[Exercise brief] For the data below, work out how many lines include the string "laptop" and report only the number.

[Listing]

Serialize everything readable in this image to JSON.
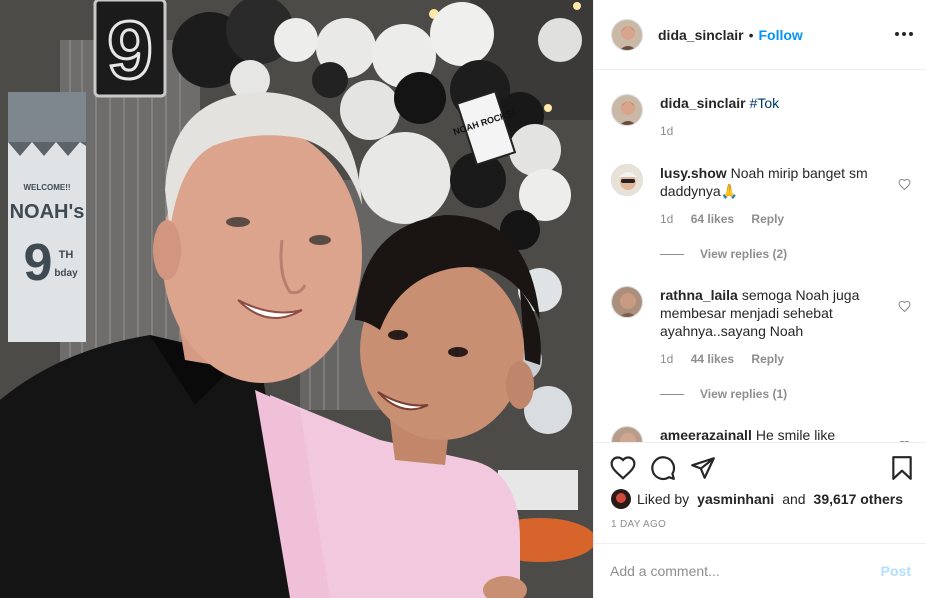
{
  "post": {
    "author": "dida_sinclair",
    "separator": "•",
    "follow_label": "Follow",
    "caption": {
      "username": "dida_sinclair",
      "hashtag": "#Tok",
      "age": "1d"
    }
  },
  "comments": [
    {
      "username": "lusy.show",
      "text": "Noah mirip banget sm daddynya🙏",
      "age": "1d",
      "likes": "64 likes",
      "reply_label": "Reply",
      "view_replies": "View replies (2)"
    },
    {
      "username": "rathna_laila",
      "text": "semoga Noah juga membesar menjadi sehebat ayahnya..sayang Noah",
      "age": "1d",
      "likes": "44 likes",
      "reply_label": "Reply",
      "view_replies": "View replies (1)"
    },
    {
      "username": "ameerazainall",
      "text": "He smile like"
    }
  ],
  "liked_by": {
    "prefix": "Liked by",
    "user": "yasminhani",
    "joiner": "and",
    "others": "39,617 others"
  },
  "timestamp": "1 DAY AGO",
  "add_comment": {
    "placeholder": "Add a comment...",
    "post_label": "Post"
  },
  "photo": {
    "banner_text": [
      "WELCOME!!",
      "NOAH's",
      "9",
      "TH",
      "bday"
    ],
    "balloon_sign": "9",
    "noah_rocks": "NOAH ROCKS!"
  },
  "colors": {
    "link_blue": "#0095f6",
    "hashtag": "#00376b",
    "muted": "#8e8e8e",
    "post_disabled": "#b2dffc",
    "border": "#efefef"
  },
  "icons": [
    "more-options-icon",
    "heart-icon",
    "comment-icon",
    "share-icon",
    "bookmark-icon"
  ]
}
* * *
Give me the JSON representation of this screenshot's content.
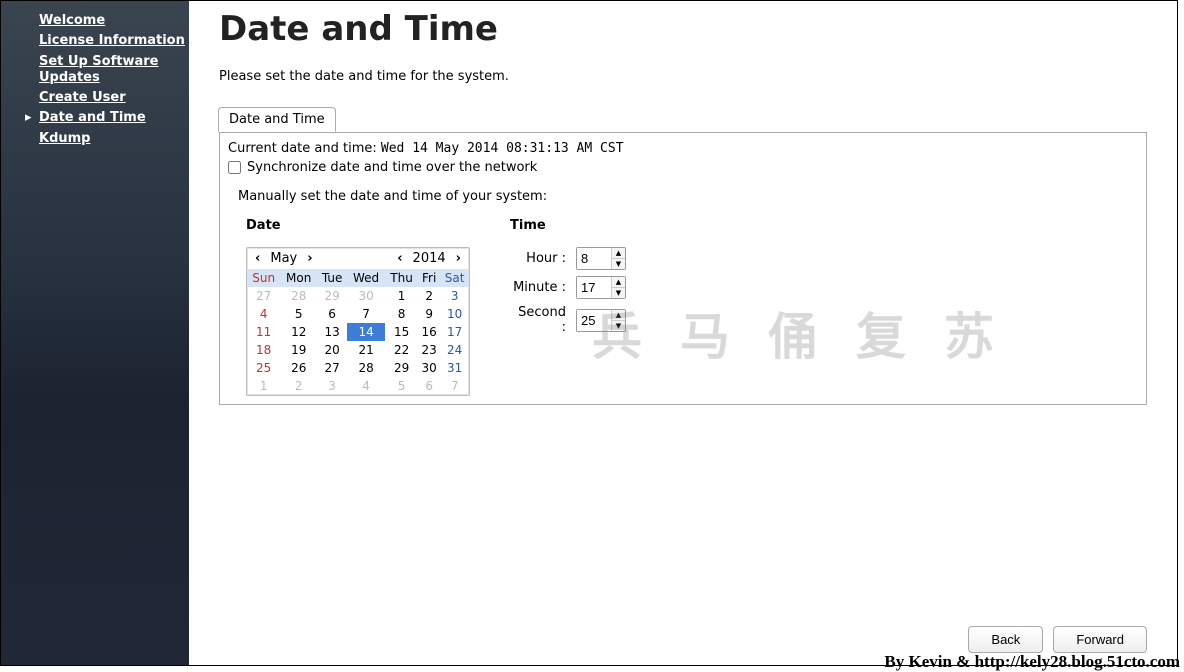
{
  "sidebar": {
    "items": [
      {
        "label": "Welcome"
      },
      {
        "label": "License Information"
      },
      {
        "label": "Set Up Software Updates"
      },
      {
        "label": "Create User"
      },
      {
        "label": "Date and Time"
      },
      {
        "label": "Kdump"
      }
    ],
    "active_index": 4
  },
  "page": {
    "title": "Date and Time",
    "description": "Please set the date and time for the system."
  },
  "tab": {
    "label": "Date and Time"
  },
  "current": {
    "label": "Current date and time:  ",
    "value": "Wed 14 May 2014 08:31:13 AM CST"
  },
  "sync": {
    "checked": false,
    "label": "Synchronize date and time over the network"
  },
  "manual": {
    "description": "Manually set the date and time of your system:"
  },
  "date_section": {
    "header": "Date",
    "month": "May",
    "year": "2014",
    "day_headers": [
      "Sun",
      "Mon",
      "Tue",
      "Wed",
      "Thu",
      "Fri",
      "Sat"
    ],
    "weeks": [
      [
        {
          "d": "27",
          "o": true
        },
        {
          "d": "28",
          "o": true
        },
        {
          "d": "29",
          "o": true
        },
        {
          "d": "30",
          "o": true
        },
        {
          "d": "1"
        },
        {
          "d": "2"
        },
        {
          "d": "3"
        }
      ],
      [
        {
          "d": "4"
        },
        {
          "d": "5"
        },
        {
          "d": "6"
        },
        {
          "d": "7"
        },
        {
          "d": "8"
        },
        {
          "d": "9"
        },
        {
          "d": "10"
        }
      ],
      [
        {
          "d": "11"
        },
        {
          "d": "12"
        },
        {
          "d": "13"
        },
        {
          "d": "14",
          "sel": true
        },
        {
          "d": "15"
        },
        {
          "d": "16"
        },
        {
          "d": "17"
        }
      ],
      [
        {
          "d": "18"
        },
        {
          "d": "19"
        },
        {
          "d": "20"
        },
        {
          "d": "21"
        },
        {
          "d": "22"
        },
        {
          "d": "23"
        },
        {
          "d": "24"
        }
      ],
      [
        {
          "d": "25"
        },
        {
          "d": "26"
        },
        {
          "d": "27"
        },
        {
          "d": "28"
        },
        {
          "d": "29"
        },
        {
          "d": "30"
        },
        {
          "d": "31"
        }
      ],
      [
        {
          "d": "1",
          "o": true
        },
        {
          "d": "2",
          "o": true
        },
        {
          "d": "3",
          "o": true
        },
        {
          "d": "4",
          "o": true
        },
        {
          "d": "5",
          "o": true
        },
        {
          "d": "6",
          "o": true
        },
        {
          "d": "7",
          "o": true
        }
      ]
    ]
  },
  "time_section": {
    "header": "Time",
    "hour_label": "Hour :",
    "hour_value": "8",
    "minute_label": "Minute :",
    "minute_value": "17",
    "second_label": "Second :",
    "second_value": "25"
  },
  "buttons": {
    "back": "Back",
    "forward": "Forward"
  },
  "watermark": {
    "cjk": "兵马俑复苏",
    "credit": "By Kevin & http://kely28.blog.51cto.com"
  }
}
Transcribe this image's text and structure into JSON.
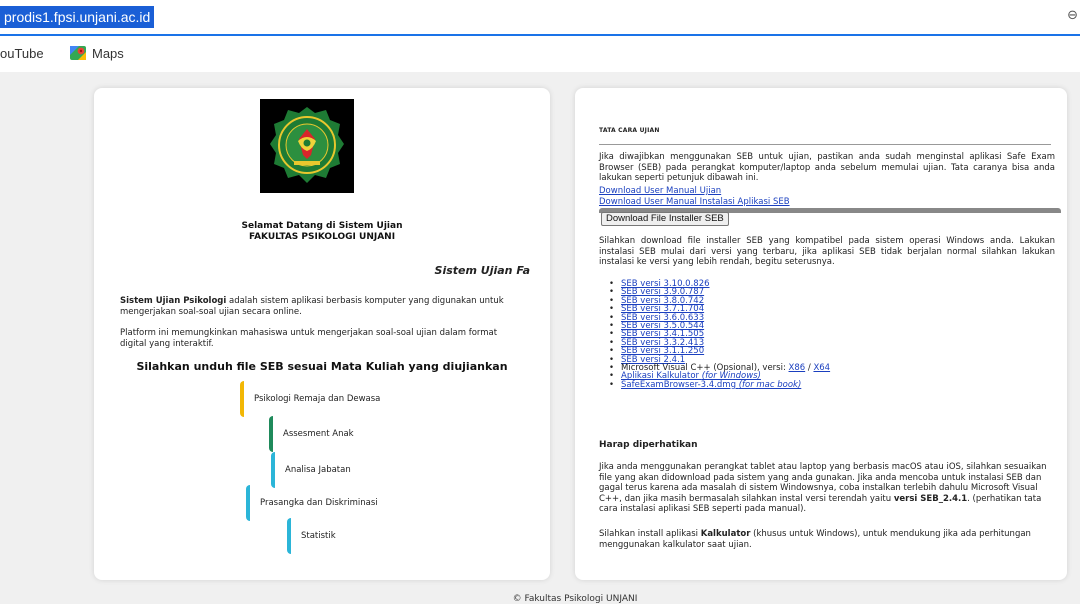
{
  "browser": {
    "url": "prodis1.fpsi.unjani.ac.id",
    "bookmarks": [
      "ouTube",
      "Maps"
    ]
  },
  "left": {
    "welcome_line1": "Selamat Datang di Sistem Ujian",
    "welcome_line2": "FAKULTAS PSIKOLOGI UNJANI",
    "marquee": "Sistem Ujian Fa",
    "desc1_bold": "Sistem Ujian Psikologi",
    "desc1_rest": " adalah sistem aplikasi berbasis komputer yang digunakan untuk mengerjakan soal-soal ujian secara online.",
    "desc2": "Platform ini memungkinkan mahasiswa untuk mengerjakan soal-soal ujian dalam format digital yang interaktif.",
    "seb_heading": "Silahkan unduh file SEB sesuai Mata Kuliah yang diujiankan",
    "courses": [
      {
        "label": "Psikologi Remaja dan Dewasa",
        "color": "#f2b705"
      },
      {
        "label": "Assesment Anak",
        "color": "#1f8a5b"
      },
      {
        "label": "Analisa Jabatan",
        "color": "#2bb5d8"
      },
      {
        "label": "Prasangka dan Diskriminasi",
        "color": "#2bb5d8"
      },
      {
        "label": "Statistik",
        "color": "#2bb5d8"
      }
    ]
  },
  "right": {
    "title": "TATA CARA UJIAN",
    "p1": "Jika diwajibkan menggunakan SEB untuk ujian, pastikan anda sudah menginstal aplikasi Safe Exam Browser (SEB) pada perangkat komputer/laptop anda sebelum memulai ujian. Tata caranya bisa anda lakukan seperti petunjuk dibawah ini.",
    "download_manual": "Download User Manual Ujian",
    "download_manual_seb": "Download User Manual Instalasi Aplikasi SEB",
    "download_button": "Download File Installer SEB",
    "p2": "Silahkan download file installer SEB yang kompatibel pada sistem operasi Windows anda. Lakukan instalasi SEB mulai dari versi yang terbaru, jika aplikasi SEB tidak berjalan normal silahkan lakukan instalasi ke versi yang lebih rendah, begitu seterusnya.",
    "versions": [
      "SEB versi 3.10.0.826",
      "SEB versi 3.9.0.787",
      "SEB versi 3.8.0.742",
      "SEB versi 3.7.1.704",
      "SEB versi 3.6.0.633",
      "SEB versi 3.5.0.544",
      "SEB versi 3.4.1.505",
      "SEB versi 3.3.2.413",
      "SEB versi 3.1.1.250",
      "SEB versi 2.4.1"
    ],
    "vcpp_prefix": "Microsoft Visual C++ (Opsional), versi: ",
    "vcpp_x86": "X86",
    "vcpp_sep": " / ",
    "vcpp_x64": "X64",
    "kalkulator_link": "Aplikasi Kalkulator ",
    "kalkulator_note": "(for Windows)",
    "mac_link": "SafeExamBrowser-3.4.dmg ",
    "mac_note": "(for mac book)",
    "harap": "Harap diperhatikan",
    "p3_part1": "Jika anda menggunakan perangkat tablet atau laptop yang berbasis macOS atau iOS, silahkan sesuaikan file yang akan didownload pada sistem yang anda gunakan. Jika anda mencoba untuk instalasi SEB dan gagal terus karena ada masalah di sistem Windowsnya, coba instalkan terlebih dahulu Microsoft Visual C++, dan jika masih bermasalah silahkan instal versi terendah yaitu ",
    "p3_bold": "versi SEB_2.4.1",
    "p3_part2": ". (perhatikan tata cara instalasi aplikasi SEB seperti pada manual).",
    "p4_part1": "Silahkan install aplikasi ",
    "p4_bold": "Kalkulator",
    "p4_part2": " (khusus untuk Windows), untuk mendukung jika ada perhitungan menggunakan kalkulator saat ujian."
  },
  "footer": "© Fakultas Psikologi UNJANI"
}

[Solution below] 2